▶ **GOAL**
Search the data below for the string "image". Extract every line that contains it.
++++ STORED RECORDS
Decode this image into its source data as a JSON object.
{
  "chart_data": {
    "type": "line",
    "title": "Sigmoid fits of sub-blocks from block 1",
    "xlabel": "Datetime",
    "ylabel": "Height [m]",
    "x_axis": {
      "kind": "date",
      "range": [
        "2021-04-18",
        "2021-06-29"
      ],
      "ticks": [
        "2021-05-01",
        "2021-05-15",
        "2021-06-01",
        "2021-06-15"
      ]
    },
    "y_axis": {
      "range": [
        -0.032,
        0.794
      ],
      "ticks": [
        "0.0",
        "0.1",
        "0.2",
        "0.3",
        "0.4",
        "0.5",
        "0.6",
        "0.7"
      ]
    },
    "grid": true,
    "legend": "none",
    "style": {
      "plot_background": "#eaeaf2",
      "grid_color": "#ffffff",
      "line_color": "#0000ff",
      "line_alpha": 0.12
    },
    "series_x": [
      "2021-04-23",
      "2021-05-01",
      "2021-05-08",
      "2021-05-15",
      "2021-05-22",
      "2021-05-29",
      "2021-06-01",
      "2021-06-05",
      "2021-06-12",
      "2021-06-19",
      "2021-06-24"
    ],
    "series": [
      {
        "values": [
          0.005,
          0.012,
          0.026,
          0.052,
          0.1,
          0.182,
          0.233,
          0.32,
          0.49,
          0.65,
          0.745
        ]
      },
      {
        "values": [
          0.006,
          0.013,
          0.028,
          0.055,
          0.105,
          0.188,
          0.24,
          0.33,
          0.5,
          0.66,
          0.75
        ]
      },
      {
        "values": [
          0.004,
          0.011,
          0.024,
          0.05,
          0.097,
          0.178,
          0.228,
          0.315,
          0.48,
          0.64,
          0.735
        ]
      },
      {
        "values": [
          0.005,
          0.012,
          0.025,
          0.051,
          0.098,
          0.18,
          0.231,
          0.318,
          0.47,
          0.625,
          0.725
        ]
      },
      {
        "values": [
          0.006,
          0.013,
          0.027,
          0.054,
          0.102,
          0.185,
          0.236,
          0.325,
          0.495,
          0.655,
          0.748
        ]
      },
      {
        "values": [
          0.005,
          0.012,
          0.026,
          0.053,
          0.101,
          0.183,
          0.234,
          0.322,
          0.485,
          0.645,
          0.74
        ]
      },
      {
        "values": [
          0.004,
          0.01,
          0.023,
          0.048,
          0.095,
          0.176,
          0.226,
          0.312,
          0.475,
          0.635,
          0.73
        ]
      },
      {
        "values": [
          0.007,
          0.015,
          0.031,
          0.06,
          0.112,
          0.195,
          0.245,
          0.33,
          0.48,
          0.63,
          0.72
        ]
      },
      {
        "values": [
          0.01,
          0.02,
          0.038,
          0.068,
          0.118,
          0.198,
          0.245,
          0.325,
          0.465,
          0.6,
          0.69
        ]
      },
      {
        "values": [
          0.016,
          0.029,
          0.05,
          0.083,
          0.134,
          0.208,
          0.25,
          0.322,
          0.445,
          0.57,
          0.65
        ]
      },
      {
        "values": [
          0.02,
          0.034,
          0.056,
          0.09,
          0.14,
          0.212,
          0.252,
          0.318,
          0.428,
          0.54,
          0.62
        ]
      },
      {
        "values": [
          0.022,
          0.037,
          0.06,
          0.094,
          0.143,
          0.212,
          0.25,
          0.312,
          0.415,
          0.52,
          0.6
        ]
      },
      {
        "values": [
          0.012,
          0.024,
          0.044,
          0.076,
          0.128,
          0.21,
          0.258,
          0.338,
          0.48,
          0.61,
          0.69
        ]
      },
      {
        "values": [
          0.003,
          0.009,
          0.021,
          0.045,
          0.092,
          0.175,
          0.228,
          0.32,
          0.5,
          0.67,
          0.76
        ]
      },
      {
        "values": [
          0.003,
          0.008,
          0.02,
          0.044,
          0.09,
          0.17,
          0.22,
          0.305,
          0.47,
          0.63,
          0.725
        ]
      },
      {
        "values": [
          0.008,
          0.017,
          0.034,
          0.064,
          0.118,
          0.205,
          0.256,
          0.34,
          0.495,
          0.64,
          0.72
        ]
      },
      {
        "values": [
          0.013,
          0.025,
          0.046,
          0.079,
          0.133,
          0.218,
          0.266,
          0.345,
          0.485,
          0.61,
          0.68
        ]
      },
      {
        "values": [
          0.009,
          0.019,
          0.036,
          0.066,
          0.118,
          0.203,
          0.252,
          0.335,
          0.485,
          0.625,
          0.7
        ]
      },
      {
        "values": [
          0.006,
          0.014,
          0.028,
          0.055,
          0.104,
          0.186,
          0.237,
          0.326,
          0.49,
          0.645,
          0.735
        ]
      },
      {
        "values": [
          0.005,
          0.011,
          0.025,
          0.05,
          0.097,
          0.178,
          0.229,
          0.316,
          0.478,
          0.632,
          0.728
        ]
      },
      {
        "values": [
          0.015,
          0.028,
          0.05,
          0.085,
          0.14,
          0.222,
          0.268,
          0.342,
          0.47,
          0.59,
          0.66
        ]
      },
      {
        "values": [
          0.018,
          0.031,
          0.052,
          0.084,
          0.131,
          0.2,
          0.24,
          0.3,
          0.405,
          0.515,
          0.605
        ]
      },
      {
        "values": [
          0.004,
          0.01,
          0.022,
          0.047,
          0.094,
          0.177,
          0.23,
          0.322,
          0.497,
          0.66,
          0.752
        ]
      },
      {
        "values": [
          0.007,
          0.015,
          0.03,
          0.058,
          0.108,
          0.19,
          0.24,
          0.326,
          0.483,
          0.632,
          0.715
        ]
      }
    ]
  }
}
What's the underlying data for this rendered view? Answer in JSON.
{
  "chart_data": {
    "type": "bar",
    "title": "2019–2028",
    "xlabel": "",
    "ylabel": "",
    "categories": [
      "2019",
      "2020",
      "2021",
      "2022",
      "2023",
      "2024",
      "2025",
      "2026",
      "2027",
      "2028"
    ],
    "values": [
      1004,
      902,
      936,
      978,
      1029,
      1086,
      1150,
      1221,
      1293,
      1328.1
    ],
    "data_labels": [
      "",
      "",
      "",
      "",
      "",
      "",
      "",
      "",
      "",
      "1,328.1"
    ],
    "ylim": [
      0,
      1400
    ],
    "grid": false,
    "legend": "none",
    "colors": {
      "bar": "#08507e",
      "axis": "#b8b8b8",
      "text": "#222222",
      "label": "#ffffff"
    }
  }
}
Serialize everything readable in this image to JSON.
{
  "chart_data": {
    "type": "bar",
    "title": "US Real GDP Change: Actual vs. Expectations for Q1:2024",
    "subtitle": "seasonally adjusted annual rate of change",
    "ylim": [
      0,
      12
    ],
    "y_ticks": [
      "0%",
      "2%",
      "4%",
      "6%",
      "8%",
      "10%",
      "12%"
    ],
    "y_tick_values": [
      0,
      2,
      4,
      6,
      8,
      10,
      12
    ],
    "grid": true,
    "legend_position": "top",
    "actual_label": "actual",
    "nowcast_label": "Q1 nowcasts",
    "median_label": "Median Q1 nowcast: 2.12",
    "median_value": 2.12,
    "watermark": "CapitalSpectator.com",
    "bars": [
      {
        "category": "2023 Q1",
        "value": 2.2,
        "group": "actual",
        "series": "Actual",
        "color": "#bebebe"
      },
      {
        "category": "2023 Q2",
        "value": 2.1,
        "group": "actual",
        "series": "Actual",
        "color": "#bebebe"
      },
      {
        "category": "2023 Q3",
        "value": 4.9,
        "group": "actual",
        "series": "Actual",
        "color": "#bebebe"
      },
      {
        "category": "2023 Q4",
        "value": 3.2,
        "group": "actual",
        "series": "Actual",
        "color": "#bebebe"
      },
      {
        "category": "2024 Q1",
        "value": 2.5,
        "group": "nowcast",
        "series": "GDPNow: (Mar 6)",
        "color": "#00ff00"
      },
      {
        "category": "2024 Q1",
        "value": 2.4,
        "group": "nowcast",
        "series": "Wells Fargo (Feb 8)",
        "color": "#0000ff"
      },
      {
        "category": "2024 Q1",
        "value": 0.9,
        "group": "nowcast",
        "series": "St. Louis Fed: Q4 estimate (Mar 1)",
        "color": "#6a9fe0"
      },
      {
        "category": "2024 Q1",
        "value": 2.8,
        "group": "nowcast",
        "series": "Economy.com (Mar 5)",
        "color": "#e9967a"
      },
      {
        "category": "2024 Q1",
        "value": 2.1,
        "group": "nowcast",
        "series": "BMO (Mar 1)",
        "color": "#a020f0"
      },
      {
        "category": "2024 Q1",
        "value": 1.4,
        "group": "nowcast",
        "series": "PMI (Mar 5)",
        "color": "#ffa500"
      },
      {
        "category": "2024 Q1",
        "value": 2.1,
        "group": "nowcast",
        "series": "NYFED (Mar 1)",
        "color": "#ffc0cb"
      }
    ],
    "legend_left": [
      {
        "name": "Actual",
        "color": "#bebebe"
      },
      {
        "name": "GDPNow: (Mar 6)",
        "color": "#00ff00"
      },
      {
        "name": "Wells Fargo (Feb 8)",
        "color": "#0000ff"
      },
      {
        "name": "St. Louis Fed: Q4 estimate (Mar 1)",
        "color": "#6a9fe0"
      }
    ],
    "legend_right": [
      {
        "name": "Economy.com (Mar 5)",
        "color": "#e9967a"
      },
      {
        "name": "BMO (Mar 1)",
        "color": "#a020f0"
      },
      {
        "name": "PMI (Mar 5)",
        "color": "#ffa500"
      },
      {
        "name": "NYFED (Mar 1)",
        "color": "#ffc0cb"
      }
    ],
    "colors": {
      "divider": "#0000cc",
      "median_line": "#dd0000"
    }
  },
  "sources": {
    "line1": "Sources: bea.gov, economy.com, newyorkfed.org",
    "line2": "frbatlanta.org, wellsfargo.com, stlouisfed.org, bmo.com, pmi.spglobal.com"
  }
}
++++++++
▶ **SOLUTION FOR THIS EXERCISE**
Decode this image into its source data as a JSON object.
Serialize everything readable in this image to JSON.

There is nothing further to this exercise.